WHAT TO PRODUCE |
Extract all lines that hold the string "payment".

** BEGIN EXTRACTED MATERIAL **

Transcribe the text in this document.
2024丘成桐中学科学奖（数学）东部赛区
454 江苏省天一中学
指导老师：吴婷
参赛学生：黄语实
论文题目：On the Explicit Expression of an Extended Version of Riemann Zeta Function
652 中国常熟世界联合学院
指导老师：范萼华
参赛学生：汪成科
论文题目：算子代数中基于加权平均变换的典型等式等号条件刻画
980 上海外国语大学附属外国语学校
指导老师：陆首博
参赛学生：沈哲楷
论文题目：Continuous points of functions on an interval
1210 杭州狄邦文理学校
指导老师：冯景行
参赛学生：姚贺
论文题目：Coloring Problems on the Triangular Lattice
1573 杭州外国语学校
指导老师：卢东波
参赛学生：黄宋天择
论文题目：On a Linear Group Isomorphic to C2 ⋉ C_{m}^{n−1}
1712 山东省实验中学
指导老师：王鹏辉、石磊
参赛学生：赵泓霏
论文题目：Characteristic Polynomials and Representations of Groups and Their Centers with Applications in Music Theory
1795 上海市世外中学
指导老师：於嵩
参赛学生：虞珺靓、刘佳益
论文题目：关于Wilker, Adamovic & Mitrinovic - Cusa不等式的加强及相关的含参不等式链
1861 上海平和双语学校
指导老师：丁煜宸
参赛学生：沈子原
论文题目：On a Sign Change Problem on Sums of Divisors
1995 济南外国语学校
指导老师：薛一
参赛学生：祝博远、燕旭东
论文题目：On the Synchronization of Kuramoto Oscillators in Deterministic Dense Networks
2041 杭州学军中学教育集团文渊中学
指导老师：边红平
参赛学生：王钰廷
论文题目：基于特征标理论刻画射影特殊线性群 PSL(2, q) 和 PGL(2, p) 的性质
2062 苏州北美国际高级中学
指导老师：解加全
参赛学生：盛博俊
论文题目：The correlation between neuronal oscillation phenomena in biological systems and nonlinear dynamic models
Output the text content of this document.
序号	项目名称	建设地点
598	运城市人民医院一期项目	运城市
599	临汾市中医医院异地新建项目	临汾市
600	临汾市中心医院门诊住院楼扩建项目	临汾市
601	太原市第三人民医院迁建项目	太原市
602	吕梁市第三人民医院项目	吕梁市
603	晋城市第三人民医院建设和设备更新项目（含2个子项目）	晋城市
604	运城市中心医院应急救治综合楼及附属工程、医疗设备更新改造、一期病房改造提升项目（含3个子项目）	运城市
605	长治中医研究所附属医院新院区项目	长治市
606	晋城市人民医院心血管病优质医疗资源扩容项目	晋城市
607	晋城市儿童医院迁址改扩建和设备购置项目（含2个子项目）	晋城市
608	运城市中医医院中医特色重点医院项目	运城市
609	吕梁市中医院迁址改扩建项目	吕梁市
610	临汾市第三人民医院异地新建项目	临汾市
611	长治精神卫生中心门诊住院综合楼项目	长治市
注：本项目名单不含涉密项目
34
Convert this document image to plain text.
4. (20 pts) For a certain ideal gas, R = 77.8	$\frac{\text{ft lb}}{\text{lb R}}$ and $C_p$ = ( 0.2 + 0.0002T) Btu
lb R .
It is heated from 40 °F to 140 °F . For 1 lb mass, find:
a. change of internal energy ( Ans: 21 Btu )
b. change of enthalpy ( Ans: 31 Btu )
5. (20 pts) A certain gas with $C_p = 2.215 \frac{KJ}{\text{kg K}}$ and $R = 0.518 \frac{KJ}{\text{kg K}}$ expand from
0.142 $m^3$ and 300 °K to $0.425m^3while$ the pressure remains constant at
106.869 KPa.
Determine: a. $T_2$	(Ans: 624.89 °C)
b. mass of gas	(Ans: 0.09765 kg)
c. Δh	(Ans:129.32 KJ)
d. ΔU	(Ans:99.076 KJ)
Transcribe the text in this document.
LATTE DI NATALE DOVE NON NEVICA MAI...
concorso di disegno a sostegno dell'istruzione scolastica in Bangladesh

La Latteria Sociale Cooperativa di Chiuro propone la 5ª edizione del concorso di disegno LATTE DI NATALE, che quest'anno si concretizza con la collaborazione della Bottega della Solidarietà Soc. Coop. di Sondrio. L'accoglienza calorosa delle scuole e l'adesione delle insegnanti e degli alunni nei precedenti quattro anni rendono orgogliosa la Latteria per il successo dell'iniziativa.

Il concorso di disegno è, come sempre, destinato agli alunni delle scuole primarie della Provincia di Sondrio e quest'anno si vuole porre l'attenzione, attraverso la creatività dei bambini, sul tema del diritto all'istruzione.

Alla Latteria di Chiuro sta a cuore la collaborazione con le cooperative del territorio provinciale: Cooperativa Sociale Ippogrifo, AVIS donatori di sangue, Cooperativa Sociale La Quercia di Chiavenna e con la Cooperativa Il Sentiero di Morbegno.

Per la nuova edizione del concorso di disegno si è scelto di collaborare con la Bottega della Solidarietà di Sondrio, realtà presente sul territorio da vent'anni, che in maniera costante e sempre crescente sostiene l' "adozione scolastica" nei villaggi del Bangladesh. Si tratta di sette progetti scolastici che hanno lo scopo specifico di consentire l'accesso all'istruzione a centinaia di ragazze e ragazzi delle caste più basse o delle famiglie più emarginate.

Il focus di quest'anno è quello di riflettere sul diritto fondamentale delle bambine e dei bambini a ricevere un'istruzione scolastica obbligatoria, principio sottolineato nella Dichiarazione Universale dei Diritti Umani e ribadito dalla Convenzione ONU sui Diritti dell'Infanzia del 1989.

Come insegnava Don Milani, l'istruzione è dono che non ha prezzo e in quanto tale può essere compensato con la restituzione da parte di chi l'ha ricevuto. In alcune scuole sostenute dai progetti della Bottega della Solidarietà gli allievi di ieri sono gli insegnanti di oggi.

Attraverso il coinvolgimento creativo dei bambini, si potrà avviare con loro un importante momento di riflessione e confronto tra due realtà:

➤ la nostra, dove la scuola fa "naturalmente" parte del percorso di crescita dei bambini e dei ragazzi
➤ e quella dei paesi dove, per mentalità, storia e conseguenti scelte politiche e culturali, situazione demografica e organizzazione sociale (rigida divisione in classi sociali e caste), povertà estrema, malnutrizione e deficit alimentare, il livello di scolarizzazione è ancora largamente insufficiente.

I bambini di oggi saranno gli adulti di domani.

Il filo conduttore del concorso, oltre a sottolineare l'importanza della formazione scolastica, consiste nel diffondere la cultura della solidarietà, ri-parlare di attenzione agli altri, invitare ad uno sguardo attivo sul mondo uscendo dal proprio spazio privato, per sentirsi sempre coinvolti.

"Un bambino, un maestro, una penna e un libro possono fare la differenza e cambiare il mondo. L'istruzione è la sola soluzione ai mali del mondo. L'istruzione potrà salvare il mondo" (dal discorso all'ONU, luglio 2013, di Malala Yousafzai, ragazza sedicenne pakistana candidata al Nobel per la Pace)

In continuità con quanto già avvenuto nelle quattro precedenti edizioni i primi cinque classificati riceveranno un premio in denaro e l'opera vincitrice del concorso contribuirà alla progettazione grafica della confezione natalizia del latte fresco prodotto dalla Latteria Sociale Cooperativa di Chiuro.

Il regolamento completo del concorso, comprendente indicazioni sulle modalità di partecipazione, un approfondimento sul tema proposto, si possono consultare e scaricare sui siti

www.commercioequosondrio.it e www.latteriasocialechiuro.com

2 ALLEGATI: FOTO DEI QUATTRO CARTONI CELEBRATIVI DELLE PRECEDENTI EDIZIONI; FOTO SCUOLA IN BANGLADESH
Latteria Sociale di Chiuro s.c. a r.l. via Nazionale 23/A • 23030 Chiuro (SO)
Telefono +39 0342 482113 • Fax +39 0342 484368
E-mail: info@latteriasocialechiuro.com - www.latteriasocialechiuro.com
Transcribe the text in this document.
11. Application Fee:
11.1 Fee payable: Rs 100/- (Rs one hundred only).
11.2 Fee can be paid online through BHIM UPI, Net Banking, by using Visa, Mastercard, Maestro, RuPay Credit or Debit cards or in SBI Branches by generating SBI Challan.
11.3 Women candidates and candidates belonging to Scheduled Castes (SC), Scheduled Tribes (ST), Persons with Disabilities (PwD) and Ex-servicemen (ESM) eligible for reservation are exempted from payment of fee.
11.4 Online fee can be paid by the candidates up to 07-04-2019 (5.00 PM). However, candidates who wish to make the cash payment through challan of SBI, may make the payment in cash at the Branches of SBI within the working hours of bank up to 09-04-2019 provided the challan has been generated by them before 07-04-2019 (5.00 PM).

** END EXTRACTED MATERIAL **

SOLVED PROBLEM |
11.3 Women candidates and candidates belonging to Scheduled Castes (SC), Scheduled Tribes (ST), Persons with Disabilities (PwD) and Ex-servicemen (ESM) eligible for reservation are exempted from payment of fee.
11.4 Online fee can be paid by the candidates up to 07-04-2019 (5.00 PM). However, candidates who wish to make the cash payment through challan of SBI, may make the payment in cash at the Branches of SBI within the working hours of bank up to 09-04-2019 provided the challan has been generated by them before 07-04-2019 (5.00 PM).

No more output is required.